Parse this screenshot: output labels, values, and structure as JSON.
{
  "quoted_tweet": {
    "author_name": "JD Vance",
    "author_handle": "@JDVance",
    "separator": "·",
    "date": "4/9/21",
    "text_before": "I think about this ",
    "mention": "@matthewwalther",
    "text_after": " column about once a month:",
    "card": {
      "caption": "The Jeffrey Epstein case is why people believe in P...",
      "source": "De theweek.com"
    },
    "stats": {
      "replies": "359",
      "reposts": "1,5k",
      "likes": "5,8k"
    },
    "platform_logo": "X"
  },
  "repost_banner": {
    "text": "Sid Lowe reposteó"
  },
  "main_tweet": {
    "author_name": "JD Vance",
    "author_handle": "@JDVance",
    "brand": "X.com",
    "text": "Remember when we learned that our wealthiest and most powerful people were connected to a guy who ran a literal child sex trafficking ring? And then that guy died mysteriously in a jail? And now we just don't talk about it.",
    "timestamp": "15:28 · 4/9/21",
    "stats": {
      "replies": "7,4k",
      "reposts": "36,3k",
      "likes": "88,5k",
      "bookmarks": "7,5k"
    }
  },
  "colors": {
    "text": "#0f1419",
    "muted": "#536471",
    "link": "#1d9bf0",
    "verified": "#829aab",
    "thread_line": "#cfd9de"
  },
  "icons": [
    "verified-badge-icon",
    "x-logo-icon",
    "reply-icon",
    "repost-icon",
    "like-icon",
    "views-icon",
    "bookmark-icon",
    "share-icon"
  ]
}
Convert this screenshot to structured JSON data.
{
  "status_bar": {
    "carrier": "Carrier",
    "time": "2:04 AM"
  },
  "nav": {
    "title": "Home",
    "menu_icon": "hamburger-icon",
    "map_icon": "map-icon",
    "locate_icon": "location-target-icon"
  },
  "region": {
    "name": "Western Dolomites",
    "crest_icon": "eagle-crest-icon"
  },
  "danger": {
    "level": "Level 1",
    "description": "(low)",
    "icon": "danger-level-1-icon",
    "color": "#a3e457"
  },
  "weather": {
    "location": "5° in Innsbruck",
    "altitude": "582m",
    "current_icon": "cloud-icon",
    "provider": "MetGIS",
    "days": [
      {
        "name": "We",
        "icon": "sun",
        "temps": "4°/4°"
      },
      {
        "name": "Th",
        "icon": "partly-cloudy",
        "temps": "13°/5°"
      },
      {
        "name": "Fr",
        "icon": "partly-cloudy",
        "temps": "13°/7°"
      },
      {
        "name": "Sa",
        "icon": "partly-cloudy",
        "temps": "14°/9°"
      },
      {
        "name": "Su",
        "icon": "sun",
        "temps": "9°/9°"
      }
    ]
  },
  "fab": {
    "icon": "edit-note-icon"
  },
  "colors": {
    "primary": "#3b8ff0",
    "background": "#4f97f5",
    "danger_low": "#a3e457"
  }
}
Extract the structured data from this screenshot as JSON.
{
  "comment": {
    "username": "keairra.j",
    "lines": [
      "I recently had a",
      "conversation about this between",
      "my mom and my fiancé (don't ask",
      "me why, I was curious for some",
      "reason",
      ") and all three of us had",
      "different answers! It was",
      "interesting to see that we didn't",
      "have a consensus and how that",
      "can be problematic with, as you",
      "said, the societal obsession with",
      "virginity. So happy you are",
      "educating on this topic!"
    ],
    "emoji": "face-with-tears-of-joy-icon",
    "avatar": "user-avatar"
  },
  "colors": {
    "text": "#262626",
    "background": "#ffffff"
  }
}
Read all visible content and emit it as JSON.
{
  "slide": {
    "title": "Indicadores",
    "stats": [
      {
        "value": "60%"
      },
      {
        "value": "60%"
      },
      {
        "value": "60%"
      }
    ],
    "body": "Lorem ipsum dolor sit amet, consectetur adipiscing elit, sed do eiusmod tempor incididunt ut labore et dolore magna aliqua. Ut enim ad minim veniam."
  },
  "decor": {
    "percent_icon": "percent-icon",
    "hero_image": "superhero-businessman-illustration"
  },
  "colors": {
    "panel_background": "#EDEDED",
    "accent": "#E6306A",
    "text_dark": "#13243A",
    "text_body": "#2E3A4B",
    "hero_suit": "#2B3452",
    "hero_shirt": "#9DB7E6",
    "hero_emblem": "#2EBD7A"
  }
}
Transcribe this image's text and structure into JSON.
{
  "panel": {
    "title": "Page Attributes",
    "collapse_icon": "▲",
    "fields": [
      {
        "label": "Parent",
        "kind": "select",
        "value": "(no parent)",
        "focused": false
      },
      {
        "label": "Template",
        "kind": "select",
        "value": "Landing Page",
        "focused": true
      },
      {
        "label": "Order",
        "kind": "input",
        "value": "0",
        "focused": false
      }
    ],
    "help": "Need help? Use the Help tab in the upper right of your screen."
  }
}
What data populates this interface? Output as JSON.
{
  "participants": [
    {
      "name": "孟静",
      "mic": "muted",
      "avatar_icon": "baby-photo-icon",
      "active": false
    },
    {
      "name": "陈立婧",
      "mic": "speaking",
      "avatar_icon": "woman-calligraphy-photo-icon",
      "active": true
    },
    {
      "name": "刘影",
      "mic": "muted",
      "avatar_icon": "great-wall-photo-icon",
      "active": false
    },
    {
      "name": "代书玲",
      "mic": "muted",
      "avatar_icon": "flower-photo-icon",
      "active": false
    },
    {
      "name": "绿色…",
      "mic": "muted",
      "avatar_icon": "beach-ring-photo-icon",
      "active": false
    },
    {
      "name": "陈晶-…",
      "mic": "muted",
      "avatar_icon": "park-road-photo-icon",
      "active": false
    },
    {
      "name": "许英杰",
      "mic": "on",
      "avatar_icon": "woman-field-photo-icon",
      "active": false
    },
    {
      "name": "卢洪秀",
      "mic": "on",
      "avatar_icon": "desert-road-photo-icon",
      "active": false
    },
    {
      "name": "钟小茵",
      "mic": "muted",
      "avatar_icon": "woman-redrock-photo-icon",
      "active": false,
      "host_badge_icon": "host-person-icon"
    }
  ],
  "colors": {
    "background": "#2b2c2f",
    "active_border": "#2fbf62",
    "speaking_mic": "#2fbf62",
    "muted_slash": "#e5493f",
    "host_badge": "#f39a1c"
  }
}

::::::

**TASK TO COMPLETE:** Collect, from the material above, every line containing the word "with".

**CORRECT RESULT:**
      "can be problematic with, as you",
      "said, the societal obsession with",
    "emoji": "face-with-tears-of-joy-icon",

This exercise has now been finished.